[Saved entries]
#####

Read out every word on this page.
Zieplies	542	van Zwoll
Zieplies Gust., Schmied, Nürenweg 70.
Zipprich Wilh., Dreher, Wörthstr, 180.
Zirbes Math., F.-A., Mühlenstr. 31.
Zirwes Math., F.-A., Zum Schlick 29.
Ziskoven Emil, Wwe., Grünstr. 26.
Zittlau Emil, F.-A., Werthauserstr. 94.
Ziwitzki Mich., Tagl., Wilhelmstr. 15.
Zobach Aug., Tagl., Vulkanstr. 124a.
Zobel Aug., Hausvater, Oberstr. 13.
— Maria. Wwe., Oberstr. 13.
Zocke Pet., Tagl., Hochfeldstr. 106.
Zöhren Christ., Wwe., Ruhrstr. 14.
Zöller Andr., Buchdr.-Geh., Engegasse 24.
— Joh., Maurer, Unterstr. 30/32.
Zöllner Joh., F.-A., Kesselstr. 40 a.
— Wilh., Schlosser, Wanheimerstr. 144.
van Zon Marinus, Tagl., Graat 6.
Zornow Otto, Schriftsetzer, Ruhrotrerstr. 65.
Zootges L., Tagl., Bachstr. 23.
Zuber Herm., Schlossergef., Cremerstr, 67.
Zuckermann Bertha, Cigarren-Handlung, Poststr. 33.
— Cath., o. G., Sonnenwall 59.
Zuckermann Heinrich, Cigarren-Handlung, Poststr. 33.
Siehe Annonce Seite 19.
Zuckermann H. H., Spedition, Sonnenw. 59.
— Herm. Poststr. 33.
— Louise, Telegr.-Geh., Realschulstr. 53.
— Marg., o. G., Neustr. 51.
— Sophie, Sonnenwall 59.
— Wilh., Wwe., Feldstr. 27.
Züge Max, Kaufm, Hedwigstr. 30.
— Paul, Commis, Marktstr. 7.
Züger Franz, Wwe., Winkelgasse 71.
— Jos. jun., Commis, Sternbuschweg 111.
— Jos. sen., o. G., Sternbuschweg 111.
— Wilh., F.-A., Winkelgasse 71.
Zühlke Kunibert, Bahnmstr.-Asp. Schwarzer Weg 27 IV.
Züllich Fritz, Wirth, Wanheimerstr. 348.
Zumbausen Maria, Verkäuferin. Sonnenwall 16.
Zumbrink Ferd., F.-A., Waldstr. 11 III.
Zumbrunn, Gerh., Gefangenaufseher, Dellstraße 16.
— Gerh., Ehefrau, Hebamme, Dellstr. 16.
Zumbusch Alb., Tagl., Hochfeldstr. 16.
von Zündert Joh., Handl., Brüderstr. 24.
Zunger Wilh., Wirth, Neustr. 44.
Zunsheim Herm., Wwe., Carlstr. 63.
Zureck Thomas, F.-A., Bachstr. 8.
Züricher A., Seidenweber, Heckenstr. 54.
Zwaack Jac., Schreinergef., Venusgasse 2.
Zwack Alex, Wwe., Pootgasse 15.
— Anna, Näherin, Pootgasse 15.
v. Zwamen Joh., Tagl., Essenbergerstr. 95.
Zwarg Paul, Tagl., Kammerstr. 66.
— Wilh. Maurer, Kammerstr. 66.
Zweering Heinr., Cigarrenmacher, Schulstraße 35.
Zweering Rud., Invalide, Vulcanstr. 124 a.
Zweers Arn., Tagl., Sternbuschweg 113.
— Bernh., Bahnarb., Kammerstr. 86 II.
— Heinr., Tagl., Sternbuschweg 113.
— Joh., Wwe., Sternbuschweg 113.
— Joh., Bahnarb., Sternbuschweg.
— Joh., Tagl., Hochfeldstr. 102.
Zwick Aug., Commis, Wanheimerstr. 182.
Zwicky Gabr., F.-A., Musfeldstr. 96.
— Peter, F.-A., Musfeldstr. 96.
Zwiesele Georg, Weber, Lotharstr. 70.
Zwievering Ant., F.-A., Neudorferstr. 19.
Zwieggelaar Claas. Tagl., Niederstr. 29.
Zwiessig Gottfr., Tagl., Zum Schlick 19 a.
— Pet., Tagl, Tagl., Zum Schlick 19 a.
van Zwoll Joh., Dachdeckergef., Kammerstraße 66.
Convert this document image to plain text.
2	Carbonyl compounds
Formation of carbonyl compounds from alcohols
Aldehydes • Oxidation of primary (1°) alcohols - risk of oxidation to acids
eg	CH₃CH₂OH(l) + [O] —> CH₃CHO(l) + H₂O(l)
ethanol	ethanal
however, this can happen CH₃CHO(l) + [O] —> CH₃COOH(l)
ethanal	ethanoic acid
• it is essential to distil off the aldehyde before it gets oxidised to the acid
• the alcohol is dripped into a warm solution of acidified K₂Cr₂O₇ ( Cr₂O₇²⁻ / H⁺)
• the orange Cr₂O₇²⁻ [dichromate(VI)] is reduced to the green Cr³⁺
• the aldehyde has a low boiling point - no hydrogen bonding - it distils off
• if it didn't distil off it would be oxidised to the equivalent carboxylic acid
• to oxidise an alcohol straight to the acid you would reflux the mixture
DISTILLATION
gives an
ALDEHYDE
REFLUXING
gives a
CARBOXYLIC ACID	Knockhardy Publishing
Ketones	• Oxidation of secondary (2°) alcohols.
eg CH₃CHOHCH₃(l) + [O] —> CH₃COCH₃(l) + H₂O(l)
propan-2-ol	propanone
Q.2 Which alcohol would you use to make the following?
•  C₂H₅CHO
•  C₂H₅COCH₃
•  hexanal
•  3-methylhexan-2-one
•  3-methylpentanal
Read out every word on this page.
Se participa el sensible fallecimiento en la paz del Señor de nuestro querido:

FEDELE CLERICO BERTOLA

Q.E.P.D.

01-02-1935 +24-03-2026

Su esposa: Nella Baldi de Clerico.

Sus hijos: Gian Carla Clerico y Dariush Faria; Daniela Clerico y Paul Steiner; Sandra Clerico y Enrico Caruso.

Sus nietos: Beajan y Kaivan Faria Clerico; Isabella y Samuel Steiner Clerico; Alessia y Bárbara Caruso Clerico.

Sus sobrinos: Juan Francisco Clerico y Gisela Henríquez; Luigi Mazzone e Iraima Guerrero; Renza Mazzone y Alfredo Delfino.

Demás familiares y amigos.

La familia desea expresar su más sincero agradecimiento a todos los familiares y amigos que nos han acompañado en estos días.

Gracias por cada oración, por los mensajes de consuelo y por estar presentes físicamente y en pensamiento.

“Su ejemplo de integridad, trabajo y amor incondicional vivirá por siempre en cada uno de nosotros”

#####

> **SHORT EXERCISE**:
From the data above, gather every line that includes the word "Herm".

> **THE SOLUTION**:
Zuber Herm., Schlossergef., Cremerstr, 67.
— Herm. Poststr. 33.
Zunsheim Herm., Wwe., Carlstr. 63.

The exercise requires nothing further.